Problem to solve> Copy every line of the listing below without any changes.

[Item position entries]

— Start —

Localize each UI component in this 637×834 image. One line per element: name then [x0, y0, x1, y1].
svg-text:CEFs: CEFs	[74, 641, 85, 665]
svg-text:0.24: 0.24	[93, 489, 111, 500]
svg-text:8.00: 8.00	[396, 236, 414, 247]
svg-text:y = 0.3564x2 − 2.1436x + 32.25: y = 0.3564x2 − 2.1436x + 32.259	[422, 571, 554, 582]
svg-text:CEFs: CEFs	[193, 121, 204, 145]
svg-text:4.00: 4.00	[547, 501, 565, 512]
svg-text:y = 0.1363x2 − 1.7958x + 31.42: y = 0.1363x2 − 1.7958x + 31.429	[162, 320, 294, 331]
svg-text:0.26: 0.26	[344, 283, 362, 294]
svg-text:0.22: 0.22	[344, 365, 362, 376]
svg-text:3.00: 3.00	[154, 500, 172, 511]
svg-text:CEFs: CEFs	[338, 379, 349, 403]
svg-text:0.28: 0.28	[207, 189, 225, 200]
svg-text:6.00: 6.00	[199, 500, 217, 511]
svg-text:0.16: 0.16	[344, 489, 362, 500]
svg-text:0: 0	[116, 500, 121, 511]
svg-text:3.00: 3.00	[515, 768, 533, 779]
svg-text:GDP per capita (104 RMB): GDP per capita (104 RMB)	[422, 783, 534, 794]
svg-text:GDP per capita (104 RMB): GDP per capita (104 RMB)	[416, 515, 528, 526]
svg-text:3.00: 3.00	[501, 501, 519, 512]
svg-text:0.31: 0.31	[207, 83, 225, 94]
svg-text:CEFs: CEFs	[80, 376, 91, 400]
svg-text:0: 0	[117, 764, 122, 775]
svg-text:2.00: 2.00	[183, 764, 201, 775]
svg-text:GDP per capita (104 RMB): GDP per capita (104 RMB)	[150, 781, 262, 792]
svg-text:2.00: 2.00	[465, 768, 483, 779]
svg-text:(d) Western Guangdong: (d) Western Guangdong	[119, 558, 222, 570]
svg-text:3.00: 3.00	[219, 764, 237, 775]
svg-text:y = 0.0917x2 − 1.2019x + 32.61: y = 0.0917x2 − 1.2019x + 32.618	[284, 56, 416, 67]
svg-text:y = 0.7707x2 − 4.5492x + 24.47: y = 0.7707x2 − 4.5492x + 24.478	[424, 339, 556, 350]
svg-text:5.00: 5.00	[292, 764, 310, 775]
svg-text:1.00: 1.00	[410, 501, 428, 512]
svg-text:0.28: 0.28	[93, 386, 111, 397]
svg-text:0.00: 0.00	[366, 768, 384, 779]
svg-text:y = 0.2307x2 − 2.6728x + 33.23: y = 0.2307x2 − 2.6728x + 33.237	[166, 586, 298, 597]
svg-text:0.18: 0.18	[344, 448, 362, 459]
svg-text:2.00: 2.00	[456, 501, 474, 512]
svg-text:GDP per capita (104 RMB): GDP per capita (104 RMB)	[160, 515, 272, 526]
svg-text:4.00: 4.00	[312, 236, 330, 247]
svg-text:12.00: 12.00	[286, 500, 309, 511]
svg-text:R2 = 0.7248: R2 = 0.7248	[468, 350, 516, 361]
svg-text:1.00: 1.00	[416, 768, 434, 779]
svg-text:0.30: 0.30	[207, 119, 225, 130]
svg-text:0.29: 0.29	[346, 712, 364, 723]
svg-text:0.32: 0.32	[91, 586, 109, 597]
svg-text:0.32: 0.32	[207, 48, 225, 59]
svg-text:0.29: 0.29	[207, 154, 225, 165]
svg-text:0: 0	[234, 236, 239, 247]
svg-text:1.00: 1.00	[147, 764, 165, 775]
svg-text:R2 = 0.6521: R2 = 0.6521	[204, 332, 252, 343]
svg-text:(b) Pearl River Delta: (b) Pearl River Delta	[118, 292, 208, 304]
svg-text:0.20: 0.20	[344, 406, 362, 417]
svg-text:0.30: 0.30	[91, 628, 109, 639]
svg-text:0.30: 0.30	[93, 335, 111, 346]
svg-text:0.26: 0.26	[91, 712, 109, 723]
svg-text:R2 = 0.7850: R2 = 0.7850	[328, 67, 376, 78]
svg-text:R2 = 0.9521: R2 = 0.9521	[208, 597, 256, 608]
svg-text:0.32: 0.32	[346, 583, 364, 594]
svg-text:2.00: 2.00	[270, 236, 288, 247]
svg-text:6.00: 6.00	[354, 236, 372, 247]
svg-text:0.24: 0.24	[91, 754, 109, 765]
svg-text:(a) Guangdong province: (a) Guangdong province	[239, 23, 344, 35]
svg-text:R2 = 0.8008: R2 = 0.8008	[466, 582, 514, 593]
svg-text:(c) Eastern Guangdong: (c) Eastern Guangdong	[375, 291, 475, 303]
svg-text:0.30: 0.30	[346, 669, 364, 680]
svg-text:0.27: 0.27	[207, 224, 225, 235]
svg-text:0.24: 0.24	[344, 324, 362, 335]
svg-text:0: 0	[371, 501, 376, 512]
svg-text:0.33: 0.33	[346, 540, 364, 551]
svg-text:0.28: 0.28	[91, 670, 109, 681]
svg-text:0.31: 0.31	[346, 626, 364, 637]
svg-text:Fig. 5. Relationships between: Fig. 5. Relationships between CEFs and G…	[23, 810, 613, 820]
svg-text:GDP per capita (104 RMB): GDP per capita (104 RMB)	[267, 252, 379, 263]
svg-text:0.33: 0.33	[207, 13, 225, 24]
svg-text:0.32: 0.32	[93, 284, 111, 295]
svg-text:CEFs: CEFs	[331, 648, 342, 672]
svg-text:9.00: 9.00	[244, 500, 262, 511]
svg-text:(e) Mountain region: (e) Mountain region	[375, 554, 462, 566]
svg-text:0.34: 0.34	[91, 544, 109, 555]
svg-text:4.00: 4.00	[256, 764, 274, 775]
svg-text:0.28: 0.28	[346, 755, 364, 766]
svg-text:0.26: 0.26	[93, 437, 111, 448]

— End —

Result>
Localize each UI component in this 637×834 image. One line per element: name then [x0, y0, x1, y1].
svg-text:CEFs: CEFs	[74, 641, 85, 665]
svg-text:0.24: 0.24	[93, 489, 111, 500]
svg-text:8.00: 8.00	[396, 236, 414, 247]
svg-text:y = 0.3564x2 − 2.1436x + 32.25: y = 0.3564x2 − 2.1436x + 32.259	[422, 571, 554, 582]
svg-text:CEFs: CEFs	[193, 121, 204, 145]
svg-text:4.00: 4.00	[547, 501, 565, 512]
svg-text:y = 0.1363x2 − 1.7958x + 31.42: y = 0.1363x2 − 1.7958x + 31.429	[162, 320, 294, 331]
svg-text:0.26: 0.26	[344, 283, 362, 294]
svg-text:0.22: 0.22	[344, 365, 362, 376]
svg-text:3.00: 3.00	[154, 500, 172, 511]
svg-text:CEFs: CEFs	[338, 379, 349, 403]
svg-text:0.28: 0.28	[207, 189, 225, 200]
svg-text:6.00: 6.00	[199, 500, 217, 511]
svg-text:0.16: 0.16	[344, 489, 362, 500]
svg-text:0: 0	[116, 500, 121, 511]
svg-text:3.00: 3.00	[515, 768, 533, 779]
svg-text:GDP per capita (104 RMB): GDP per capita (104 RMB)	[422, 783, 534, 794]
svg-text:GDP per capita (104 RMB): GDP per capita (104 RMB)	[416, 515, 528, 526]
svg-text:3.00: 3.00	[501, 501, 519, 512]
svg-text:0.31: 0.31	[207, 83, 225, 94]
svg-text:CEFs: CEFs	[80, 376, 91, 400]
svg-text:0: 0	[117, 764, 122, 775]
svg-text:2.00: 2.00	[183, 764, 201, 775]
svg-text:GDP per capita (104 RMB): GDP per capita (104 RMB)	[150, 781, 262, 792]
svg-text:2.00: 2.00	[465, 768, 483, 779]
svg-text:(d) Western Guangdong: (d) Western Guangdong	[119, 558, 222, 570]
svg-text:3.00: 3.00	[219, 764, 237, 775]
svg-text:y = 0.0917x2 − 1.2019x + 32.61: y = 0.0917x2 − 1.2019x + 32.618	[284, 56, 416, 67]
svg-text:y = 0.7707x2 − 4.5492x + 24.47: y = 0.7707x2 − 4.5492x + 24.478	[424, 339, 556, 350]
svg-text:5.00: 5.00	[292, 764, 310, 775]
svg-text:1.00: 1.00	[410, 501, 428, 512]
svg-text:0.28: 0.28	[93, 386, 111, 397]
svg-text:0.00: 0.00	[366, 768, 384, 779]
svg-text:y = 0.2307x2 − 2.6728x + 33.23: y = 0.2307x2 − 2.6728x + 33.237	[166, 586, 298, 597]
svg-text:0.18: 0.18	[344, 448, 362, 459]
svg-text:2.00: 2.00	[456, 501, 474, 512]
svg-text:GDP per capita (104 RMB): GDP per capita (104 RMB)	[160, 515, 272, 526]
svg-text:4.00: 4.00	[312, 236, 330, 247]
svg-text:12.00: 12.00	[286, 500, 309, 511]
svg-text:R2 = 0.7248: R2 = 0.7248	[468, 350, 516, 361]
svg-text:1.00: 1.00	[416, 768, 434, 779]
svg-text:0.30: 0.30	[207, 119, 225, 130]
svg-text:0.29: 0.29	[346, 712, 364, 723]
svg-text:0.32: 0.32	[91, 586, 109, 597]
svg-text:0.32: 0.32	[207, 48, 225, 59]
svg-text:0.29: 0.29	[207, 154, 225, 165]
svg-text:0: 0	[234, 236, 239, 247]
svg-text:1.00: 1.00	[147, 764, 165, 775]
svg-text:R2 = 0.6521: R2 = 0.6521	[204, 332, 252, 343]
svg-text:(b) Pearl River Delta: (b) Pearl River Delta	[118, 292, 208, 304]
svg-text:0.20: 0.20	[344, 406, 362, 417]
svg-text:0.30: 0.30	[91, 628, 109, 639]
svg-text:0.30: 0.30	[93, 335, 111, 346]
svg-text:0.26: 0.26	[91, 712, 109, 723]
svg-text:R2 = 0.7850: R2 = 0.7850	[328, 67, 376, 78]
svg-text:R2 = 0.9521: R2 = 0.9521	[208, 597, 256, 608]
svg-text:0.32: 0.32	[346, 583, 364, 594]
svg-text:2.00: 2.00	[270, 236, 288, 247]
svg-text:6.00: 6.00	[354, 236, 372, 247]
svg-text:0.24: 0.24	[91, 754, 109, 765]
svg-text:(a) Guangdong province: (a) Guangdong province	[239, 23, 344, 35]
svg-text:R2 = 0.8008: R2 = 0.8008	[466, 582, 514, 593]
svg-text:(c) Eastern Guangdong: (c) Eastern Guangdong	[375, 291, 475, 303]
svg-text:0.30: 0.30	[346, 669, 364, 680]
svg-text:0.27: 0.27	[207, 224, 225, 235]
svg-text:0.24: 0.24	[344, 324, 362, 335]
svg-text:0: 0	[371, 501, 376, 512]
svg-text:0.33: 0.33	[346, 540, 364, 551]
svg-text:0.28: 0.28	[91, 670, 109, 681]
svg-text:0.31: 0.31	[346, 626, 364, 637]
svg-text:Fig. 5. Relationships between: Fig. 5. Relationships between CEFs and G…	[23, 810, 613, 820]
svg-text:GDP per capita (104 RMB): GDP per capita (104 RMB)	[267, 252, 379, 263]
svg-text:0.33: 0.33	[207, 13, 225, 24]
svg-text:0.32: 0.32	[93, 284, 111, 295]
svg-text:CEFs: CEFs	[331, 648, 342, 672]
svg-text:9.00: 9.00	[244, 500, 262, 511]
svg-text:(e) Mountain region: (e) Mountain region	[375, 554, 462, 566]
svg-text:0.34: 0.34	[91, 544, 109, 555]
svg-text:4.00: 4.00	[256, 764, 274, 775]
svg-text:0.28: 0.28	[346, 755, 364, 766]
svg-text:0.26: 0.26	[93, 437, 111, 448]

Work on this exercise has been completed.